## What is required
From the listing below, extract every line containing "description".

## Records
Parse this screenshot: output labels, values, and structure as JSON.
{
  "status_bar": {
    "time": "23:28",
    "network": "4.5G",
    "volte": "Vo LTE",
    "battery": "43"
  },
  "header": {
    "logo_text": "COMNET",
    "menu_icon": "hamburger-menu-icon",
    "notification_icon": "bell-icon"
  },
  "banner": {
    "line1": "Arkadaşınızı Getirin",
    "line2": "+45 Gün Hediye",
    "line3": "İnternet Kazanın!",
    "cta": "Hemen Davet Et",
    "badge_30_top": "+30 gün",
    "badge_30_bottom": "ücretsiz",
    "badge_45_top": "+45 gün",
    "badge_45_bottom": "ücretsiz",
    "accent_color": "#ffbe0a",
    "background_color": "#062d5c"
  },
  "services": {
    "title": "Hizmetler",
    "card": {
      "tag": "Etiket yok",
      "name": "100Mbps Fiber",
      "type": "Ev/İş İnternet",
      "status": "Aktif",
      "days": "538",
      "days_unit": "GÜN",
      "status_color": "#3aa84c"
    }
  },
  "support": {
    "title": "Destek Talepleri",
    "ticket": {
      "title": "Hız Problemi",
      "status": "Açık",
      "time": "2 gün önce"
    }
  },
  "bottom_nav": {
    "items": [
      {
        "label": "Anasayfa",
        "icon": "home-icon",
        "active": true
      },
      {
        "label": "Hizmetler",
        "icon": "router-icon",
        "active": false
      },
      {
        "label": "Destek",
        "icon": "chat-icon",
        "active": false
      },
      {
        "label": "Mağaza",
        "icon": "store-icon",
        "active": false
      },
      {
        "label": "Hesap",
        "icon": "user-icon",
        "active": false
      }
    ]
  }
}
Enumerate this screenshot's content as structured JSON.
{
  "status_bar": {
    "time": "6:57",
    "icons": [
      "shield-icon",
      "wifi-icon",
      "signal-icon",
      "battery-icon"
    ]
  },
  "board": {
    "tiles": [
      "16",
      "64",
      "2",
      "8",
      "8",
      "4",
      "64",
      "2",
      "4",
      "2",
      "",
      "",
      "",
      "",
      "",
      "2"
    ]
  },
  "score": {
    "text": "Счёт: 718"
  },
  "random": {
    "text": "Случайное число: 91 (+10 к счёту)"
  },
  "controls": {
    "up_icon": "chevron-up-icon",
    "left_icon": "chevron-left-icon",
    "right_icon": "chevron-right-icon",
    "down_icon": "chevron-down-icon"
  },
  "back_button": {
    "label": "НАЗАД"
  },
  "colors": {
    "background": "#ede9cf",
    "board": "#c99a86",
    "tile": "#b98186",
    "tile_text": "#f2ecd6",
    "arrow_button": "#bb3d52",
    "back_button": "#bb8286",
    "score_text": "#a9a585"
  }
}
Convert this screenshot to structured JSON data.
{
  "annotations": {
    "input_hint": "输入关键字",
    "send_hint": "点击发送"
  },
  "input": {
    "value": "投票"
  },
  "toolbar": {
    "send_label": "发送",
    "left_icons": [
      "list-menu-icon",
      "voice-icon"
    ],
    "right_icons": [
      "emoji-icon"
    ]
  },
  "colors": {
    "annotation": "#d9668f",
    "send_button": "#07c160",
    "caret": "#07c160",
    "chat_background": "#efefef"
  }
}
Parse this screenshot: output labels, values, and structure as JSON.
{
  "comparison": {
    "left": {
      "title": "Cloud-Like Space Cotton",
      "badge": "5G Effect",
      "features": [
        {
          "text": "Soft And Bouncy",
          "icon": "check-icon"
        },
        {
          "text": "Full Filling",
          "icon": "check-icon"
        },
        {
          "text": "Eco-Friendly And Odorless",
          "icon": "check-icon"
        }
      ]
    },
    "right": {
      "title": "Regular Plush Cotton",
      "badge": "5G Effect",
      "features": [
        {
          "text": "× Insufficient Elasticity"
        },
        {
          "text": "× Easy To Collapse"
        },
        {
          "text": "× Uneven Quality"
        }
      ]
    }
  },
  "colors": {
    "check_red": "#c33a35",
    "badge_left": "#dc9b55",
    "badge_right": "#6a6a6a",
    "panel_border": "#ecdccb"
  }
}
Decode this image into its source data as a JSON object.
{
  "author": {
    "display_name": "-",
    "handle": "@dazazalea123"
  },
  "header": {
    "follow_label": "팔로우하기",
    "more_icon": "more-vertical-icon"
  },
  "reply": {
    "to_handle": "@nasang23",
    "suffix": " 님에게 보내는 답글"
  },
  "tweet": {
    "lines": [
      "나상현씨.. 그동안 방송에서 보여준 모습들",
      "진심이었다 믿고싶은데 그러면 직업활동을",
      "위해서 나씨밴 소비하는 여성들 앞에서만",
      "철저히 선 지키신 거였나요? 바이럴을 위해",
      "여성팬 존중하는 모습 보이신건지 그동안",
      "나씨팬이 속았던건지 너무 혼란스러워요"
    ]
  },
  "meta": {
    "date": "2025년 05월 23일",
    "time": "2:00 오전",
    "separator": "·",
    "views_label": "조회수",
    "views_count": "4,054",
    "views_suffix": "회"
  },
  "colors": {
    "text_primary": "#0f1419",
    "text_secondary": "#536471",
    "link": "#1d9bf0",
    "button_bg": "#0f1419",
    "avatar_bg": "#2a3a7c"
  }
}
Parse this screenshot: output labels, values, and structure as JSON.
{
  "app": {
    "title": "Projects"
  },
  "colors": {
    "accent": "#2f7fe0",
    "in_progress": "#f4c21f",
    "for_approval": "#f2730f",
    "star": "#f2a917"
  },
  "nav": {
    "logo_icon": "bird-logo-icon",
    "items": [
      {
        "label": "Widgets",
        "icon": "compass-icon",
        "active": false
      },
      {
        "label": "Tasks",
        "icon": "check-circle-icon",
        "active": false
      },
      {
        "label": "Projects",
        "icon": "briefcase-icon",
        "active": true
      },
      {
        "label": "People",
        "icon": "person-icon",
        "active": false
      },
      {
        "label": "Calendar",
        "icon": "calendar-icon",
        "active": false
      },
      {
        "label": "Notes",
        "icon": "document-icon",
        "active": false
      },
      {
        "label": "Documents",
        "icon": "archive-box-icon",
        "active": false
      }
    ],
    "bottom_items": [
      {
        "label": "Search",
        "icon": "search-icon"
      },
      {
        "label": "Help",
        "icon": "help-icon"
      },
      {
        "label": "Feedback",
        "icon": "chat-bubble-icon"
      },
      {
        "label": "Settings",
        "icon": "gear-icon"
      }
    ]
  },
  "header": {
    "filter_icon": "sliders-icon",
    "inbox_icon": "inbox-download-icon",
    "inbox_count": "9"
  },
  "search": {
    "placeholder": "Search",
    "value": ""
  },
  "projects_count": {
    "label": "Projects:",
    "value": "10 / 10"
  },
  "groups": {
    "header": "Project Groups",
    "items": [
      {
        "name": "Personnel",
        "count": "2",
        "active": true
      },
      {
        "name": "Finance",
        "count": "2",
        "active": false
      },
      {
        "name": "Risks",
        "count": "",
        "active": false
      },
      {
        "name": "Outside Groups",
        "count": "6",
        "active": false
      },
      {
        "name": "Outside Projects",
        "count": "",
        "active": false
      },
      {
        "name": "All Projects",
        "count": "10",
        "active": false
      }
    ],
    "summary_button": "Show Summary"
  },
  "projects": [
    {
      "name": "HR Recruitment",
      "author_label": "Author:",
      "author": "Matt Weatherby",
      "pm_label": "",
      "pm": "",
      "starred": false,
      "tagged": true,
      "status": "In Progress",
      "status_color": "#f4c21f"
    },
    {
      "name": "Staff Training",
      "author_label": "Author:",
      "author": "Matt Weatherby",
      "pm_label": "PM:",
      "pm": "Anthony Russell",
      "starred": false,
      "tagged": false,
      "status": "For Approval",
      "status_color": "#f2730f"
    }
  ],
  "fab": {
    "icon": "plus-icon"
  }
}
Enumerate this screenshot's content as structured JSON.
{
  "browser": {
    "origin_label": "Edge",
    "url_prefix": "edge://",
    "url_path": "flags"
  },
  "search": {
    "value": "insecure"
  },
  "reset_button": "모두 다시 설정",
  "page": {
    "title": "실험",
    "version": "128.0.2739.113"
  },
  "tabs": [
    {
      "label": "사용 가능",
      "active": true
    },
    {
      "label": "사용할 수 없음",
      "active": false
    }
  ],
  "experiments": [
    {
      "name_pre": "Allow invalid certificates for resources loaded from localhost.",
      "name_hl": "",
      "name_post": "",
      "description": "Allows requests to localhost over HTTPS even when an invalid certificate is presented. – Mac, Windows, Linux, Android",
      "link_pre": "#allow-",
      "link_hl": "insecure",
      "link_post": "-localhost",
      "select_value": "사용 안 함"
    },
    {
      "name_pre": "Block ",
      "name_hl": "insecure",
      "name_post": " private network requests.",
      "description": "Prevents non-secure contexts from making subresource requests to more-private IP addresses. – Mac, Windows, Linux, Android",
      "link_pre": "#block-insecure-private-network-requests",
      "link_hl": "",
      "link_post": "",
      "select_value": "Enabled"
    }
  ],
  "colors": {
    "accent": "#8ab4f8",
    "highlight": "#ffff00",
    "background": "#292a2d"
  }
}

## Response to the exercise
      "description": "Allows requests to localhost over HTTPS even when an invalid certificate is presented. – Mac, Windows, Linux, Android",
      "description": "Prevents non-secure contexts from making subresource requests to more-private IP addresses. – Mac, Windows, Linux, Android",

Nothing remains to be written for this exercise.